TASK PROMPT
Please transcribe the data that follows without the pictures, keeping every word the same.

RECORDS FOR THIS TASK
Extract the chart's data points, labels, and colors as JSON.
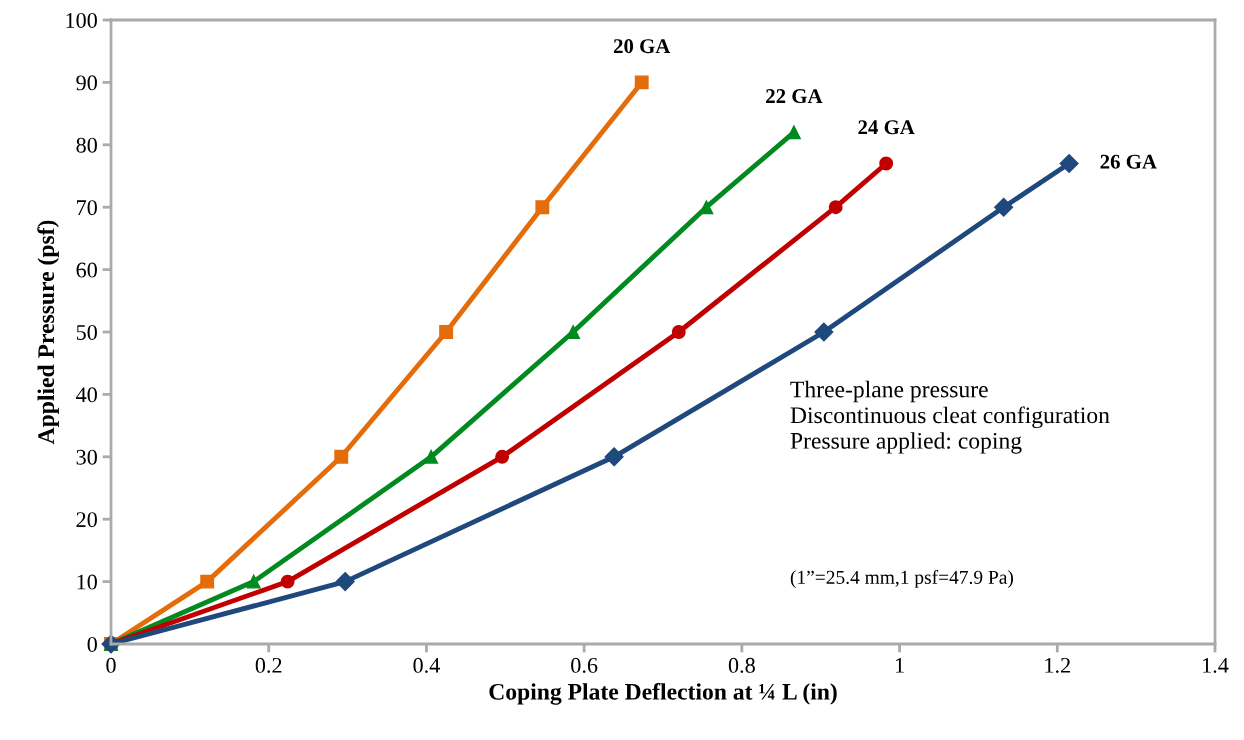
{
  "chart_data": {
    "type": "line",
    "xlabel": "Coping Plate Deflection at ¼ L (in)",
    "ylabel": "Applied Pressure (psf)",
    "xlim": [
      0,
      1.4
    ],
    "xticks": [
      0,
      0.2,
      0.4,
      0.6,
      0.8,
      1,
      1.2,
      1.4
    ],
    "ylim": [
      0,
      100
    ],
    "yticks": [
      0,
      10,
      20,
      30,
      40,
      50,
      60,
      70,
      80,
      90,
      100
    ],
    "grid": false,
    "legend": false,
    "line_style": "solid",
    "series": [
      {
        "name": "20 GA",
        "color": "#e46c0a",
        "marker": "square",
        "x": [
          0,
          0.122,
          0.292,
          0.425,
          0.547,
          0.673
        ],
        "values": [
          0,
          10,
          30,
          50,
          70,
          90
        ]
      },
      {
        "name": "22 GA",
        "color": "#008a1f",
        "marker": "triangle",
        "x": [
          0,
          0.181,
          0.406,
          0.586,
          0.755,
          0.866
        ],
        "values": [
          0,
          10,
          30,
          50,
          70,
          82
        ]
      },
      {
        "name": "24 GA",
        "color": "#c00000",
        "marker": "circle",
        "x": [
          0,
          0.224,
          0.496,
          0.72,
          0.919,
          0.983
        ],
        "values": [
          0,
          10,
          30,
          50,
          70,
          77
        ]
      },
      {
        "name": "26 GA",
        "color": "#1f497d",
        "marker": "diamond",
        "x": [
          0,
          0.297,
          0.638,
          0.904,
          1.132,
          1.215
        ],
        "values": [
          0,
          10,
          30,
          50,
          70,
          77
        ]
      }
    ],
    "annotations": [
      "Three-plane pressure\nDiscontinuous cleat configuration\nPressure applied: coping",
      "(1”=25.4 mm,1 psf=47.9 Pa)"
    ]
  }
}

THE COMPLETED TASK
Extract the chart's data points, labels, and colors as JSON.
{
  "chart_data": {
    "type": "line",
    "xlabel": "Coping Plate Deflection at ¼ L (in)",
    "ylabel": "Applied Pressure (psf)",
    "xlim": [
      0,
      1.4
    ],
    "xticks": [
      0,
      0.2,
      0.4,
      0.6,
      0.8,
      1,
      1.2,
      1.4
    ],
    "ylim": [
      0,
      100
    ],
    "yticks": [
      0,
      10,
      20,
      30,
      40,
      50,
      60,
      70,
      80,
      90,
      100
    ],
    "grid": false,
    "legend": false,
    "line_style": "solid",
    "series": [
      {
        "name": "20 GA",
        "color": "#e46c0a",
        "marker": "square",
        "x": [
          0,
          0.122,
          0.292,
          0.425,
          0.547,
          0.673
        ],
        "values": [
          0,
          10,
          30,
          50,
          70,
          90
        ]
      },
      {
        "name": "22 GA",
        "color": "#008a1f",
        "marker": "triangle",
        "x": [
          0,
          0.181,
          0.406,
          0.586,
          0.755,
          0.866
        ],
        "values": [
          0,
          10,
          30,
          50,
          70,
          82
        ]
      },
      {
        "name": "24 GA",
        "color": "#c00000",
        "marker": "circle",
        "x": [
          0,
          0.224,
          0.496,
          0.72,
          0.919,
          0.983
        ],
        "values": [
          0,
          10,
          30,
          50,
          70,
          77
        ]
      },
      {
        "name": "26 GA",
        "color": "#1f497d",
        "marker": "diamond",
        "x": [
          0,
          0.297,
          0.638,
          0.904,
          1.132,
          1.215
        ],
        "values": [
          0,
          10,
          30,
          50,
          70,
          77
        ]
      }
    ],
    "annotations": [
      "Three-plane pressure\nDiscontinuous cleat configuration\nPressure applied: coping",
      "(1”=25.4 mm,1 psf=47.9 Pa)"
    ]
  }
}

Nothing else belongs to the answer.